Saved entries:
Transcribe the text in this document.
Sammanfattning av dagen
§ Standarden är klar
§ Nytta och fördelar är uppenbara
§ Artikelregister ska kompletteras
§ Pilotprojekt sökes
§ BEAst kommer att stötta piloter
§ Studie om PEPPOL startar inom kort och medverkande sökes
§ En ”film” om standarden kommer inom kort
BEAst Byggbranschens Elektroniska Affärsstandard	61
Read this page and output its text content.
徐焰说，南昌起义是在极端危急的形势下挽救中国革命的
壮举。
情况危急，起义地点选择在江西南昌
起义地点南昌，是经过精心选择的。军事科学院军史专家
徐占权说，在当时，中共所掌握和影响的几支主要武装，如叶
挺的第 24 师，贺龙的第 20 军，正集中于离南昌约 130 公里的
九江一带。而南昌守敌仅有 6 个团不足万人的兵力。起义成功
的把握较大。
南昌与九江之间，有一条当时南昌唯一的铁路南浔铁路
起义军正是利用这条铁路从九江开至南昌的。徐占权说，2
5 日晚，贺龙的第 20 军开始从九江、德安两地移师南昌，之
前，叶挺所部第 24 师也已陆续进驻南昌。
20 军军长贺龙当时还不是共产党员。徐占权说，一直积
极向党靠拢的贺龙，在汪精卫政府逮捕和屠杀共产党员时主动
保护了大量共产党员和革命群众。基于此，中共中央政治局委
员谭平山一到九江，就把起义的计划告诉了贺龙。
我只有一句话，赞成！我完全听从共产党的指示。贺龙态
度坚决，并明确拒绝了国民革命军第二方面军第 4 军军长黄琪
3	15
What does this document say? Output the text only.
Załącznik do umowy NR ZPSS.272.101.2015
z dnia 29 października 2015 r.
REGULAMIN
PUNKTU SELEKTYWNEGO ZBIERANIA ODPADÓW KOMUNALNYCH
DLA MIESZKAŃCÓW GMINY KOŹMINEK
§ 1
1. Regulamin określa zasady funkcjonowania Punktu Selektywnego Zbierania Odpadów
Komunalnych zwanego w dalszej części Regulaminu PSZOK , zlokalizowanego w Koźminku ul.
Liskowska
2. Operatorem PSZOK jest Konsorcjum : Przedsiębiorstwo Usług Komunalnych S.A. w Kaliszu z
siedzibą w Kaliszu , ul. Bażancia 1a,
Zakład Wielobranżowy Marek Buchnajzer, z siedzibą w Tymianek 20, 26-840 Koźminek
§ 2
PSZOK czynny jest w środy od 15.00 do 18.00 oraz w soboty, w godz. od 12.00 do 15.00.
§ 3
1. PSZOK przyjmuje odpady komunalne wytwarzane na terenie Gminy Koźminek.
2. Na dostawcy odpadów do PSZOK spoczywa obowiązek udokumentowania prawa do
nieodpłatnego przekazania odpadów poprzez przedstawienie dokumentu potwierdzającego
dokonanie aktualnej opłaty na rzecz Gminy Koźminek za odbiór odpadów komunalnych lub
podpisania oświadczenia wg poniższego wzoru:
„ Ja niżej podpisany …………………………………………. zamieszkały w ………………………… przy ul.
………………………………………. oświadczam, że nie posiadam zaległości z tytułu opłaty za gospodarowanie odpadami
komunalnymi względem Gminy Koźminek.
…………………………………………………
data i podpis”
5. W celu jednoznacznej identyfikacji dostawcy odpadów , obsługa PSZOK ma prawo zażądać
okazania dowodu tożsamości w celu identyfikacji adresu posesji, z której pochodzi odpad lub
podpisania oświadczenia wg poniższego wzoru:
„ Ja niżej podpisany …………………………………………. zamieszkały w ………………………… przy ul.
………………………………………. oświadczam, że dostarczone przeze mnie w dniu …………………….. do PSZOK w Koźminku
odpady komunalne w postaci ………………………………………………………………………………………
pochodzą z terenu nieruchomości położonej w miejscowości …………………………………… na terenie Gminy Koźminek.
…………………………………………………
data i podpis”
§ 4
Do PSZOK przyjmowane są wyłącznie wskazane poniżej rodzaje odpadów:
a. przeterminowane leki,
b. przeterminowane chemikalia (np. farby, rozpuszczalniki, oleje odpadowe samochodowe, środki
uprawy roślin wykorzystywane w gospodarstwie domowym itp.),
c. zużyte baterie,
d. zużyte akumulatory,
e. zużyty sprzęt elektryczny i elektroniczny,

▶ _What you have to do_
Where a line holds "terenie", copy it out.

▶ _Task result_
1. PSZOK przyjmuje odpady komunalne wytwarzane na terenie Gminy Koźminek.
pochodzą z terenu nieruchomości położonej w miejscowości …………………………………… na terenie Gminy Koźminek.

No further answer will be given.